:: ROWS ::

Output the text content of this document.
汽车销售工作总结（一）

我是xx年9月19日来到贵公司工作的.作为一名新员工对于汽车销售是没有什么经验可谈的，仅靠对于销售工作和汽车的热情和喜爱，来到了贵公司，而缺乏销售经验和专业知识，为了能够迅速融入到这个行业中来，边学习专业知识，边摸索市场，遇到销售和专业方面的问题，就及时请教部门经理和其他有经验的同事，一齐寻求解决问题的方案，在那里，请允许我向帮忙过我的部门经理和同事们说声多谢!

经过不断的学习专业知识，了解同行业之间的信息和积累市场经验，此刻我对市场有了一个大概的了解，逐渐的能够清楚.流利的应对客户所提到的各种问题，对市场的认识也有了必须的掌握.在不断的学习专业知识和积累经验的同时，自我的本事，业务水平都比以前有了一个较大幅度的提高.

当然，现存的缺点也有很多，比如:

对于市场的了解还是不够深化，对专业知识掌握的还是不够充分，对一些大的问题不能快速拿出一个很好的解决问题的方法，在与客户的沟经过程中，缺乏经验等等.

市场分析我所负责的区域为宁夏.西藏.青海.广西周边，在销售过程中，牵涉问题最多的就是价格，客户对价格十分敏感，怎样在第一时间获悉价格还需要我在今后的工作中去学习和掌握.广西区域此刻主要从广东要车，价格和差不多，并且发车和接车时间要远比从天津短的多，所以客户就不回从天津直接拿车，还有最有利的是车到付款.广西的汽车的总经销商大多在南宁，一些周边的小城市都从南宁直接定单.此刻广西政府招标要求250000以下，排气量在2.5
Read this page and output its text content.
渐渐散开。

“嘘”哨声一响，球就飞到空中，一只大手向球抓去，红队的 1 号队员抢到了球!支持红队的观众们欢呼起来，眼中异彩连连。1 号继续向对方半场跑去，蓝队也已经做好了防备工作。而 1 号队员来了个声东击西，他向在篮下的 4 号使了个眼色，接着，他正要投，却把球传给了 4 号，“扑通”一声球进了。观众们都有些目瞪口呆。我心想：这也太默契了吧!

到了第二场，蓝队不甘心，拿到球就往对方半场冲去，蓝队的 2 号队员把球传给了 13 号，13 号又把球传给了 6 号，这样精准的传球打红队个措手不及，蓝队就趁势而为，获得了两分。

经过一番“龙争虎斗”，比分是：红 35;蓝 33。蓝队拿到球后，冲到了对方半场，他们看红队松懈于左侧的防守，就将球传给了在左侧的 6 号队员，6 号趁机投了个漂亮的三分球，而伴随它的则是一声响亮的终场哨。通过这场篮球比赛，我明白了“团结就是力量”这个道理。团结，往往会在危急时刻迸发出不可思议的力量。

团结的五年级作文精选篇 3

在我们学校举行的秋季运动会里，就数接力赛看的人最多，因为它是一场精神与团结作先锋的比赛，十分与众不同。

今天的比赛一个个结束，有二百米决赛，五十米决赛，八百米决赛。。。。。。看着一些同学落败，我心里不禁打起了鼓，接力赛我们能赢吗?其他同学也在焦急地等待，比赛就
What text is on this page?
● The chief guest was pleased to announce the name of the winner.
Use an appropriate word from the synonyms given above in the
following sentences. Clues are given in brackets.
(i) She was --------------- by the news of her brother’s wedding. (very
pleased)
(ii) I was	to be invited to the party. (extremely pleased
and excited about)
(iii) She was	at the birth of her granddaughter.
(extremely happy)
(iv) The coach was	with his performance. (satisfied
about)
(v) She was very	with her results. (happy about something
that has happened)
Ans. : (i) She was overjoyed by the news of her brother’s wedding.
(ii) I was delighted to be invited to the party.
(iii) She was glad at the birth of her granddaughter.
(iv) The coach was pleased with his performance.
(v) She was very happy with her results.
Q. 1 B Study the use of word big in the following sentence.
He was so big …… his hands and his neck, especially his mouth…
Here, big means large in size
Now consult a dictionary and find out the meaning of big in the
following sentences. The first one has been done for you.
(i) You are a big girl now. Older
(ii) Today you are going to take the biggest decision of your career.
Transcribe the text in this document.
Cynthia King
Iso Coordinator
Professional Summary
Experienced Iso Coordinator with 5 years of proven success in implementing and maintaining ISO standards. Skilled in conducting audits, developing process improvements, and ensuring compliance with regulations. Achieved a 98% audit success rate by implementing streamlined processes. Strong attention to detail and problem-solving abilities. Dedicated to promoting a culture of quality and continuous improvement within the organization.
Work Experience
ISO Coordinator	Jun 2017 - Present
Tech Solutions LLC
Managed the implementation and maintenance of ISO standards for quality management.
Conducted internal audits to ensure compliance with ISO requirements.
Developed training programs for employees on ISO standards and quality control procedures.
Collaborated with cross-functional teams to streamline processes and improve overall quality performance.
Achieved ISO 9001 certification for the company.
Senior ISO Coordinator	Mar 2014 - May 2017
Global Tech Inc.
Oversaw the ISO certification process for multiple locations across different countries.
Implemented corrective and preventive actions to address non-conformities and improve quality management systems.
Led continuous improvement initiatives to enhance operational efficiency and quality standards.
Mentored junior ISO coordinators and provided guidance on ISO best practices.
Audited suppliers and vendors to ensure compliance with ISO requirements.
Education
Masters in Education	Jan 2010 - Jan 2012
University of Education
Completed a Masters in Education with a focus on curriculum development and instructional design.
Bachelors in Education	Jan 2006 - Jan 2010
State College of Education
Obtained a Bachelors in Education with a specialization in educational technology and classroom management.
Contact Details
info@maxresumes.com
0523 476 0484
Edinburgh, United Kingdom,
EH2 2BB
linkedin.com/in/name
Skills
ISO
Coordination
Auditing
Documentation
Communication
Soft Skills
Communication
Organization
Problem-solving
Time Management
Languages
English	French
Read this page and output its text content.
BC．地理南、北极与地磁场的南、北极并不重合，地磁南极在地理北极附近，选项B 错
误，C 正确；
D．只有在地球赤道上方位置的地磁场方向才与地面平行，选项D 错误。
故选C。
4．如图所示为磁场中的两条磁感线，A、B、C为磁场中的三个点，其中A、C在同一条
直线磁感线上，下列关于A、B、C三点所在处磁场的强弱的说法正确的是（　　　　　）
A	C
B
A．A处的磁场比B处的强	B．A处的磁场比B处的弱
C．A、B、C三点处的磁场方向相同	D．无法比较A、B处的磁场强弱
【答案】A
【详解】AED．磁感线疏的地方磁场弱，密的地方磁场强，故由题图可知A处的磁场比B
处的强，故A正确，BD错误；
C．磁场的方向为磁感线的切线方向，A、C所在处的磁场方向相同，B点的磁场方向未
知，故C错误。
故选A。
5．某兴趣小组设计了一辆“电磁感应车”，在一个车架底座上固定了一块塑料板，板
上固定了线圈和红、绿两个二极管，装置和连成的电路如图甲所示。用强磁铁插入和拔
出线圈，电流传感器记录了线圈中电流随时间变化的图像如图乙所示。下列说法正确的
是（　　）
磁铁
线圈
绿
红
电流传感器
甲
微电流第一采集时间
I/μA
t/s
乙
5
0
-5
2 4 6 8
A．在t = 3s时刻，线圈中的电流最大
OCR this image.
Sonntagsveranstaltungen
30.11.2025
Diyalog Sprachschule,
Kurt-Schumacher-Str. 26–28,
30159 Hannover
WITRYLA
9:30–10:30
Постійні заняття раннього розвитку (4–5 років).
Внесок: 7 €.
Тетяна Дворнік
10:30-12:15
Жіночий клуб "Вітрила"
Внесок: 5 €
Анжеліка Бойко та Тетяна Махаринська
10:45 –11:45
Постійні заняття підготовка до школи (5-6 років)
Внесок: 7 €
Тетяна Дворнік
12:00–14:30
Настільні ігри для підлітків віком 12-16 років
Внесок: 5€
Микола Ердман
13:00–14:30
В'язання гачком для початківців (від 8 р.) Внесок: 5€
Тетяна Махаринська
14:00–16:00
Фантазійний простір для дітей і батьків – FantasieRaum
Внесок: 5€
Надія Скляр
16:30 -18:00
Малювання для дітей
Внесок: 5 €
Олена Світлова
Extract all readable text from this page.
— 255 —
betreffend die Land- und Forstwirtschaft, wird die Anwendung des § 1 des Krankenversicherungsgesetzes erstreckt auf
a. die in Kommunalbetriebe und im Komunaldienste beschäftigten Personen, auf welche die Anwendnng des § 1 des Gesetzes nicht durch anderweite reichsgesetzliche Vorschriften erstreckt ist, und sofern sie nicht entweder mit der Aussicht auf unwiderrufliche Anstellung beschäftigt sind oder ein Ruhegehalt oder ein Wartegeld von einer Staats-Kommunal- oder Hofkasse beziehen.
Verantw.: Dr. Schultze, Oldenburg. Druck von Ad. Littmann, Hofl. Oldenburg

:: WHAT IS BEING ASKED ::
Sift through the entries and copy every line with "solving".

:: WRITTEN ANSWER ::
Experienced Iso Coordinator with 5 years of proven success in implementing and maintaining ISO standards. Skilled in conducting audits, developing process improvements, and ensuring compliance with regulations. Achieved a 98% audit success rate by implementing streamlined processes. Strong attention to detail and problem-solving abilities. Dedicated to promoting a culture of quality and continuous improvement within the organization.
Problem-solving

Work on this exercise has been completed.